STATED GOAL: Give the material once more, word for word, without any images.

DATASET ENTRIES:
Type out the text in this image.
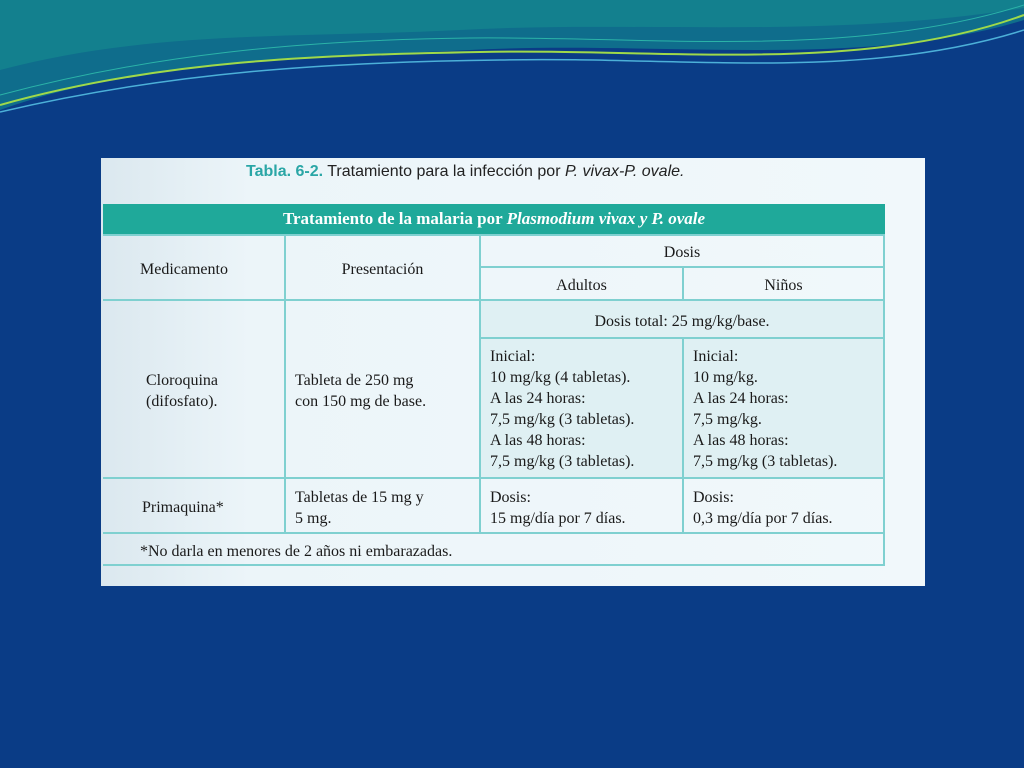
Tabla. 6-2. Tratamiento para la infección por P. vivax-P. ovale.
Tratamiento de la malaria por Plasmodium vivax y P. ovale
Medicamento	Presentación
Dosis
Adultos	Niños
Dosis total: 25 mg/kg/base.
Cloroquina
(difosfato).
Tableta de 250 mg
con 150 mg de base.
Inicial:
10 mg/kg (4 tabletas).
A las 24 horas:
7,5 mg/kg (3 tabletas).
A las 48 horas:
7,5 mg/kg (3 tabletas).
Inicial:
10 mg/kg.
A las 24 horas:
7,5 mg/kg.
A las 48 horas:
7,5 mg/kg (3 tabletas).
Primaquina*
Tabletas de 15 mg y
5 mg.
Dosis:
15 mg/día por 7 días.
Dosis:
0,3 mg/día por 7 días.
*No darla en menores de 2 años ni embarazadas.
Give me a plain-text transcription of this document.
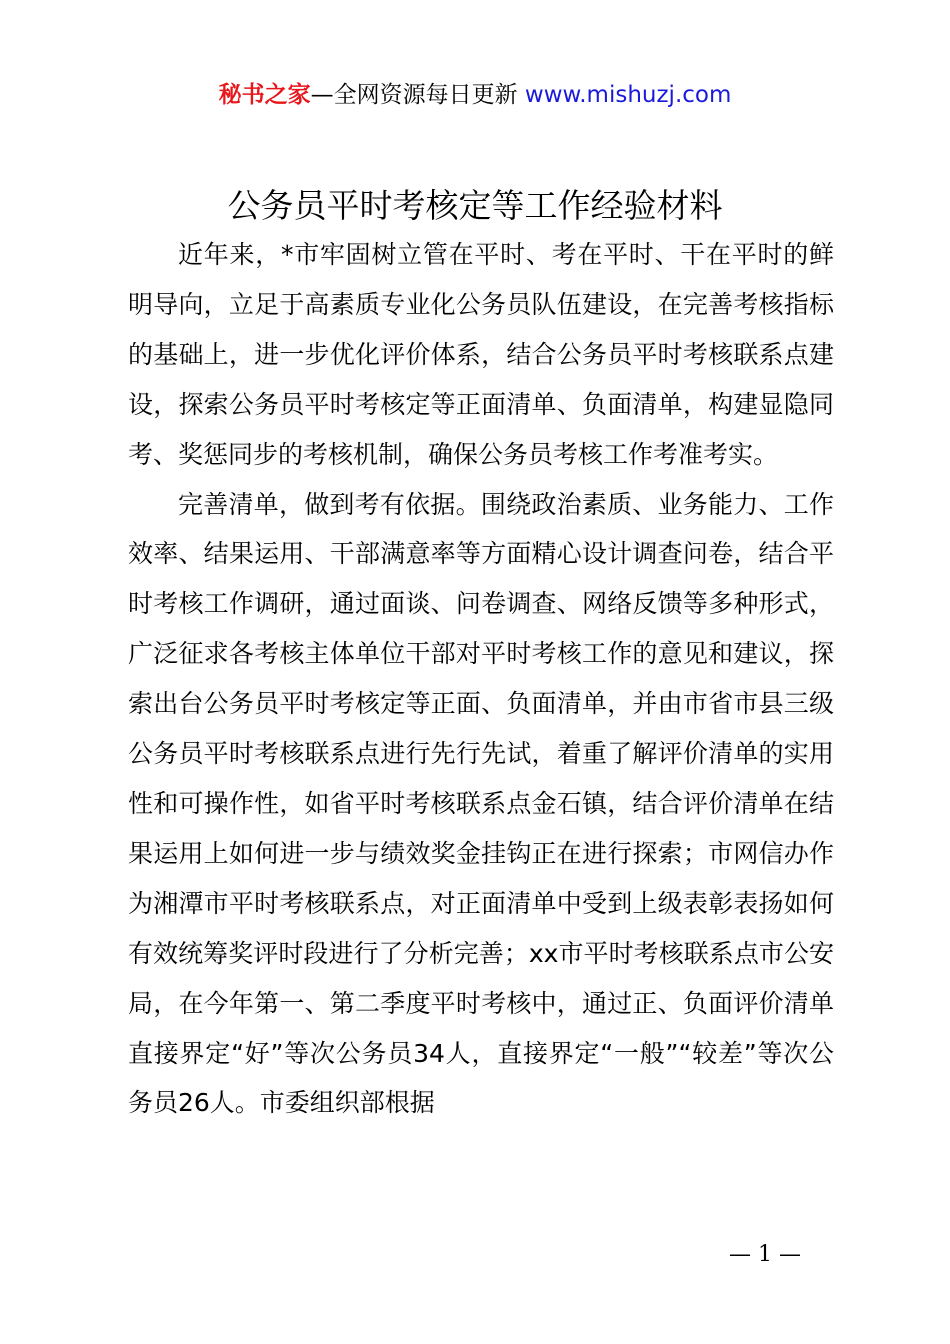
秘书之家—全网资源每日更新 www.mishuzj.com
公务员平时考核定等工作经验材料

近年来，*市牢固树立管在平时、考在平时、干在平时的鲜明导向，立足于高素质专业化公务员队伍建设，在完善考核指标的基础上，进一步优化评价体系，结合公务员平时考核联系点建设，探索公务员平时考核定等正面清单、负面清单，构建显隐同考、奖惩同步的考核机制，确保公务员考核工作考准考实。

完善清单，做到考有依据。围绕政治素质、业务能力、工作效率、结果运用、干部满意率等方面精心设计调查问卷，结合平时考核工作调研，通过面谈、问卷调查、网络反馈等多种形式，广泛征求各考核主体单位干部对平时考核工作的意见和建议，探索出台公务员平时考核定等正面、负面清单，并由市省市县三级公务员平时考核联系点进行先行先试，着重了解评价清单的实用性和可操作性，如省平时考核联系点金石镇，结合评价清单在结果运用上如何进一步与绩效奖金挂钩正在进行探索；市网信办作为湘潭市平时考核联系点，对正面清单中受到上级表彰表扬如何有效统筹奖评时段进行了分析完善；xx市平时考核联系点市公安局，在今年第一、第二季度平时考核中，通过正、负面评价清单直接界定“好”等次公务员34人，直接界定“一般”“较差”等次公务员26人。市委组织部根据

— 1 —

WRITTEN REPLY:
Type out the text in this image.
Tabla. 6-2. Tratamiento para la infección por P. vivax-P. ovale.
Tratamiento de la malaria por Plasmodium vivax y P. ovale
Medicamento	Presentación
Dosis
Adultos	Niños
Dosis total: 25 mg/kg/base.
Cloroquina
(difosfato).
Tableta de 250 mg
con 150 mg de base.
Inicial:
10 mg/kg (4 tabletas).
A las 24 horas:
7,5 mg/kg (3 tabletas).
A las 48 horas:
7,5 mg/kg (3 tabletas).
Inicial:
10 mg/kg.
A las 24 horas:
7,5 mg/kg.
A las 48 horas:
7,5 mg/kg (3 tabletas).
Primaquina*
Tabletas de 15 mg y
5 mg.
Dosis:
15 mg/día por 7 días.
Dosis:
0,3 mg/día por 7 días.
*No darla en menores de 2 años ni embarazadas.
Give me a plain-text transcription of this document.
秘书之家—全网资源每日更新 www.mishuzj.com
公务员平时考核定等工作经验材料

近年来，*市牢固树立管在平时、考在平时、干在平时的鲜明导向，立足于高素质专业化公务员队伍建设，在完善考核指标的基础上，进一步优化评价体系，结合公务员平时考核联系点建设，探索公务员平时考核定等正面清单、负面清单，构建显隐同考、奖惩同步的考核机制，确保公务员考核工作考准考实。

完善清单，做到考有依据。围绕政治素质、业务能力、工作效率、结果运用、干部满意率等方面精心设计调查问卷，结合平时考核工作调研，通过面谈、问卷调查、网络反馈等多种形式，广泛征求各考核主体单位干部对平时考核工作的意见和建议，探索出台公务员平时考核定等正面、负面清单，并由市省市县三级公务员平时考核联系点进行先行先试，着重了解评价清单的实用性和可操作性，如省平时考核联系点金石镇，结合评价清单在结果运用上如何进一步与绩效奖金挂钩正在进行探索；市网信办作为湘潭市平时考核联系点，对正面清单中受到上级表彰表扬如何有效统筹奖评时段进行了分析完善；xx市平时考核联系点市公安局，在今年第一、第二季度平时考核中，通过正、负面评价清单直接界定“好”等次公务员34人，直接界定“一般”“较差”等次公务员26人。市委组织部根据

— 1 —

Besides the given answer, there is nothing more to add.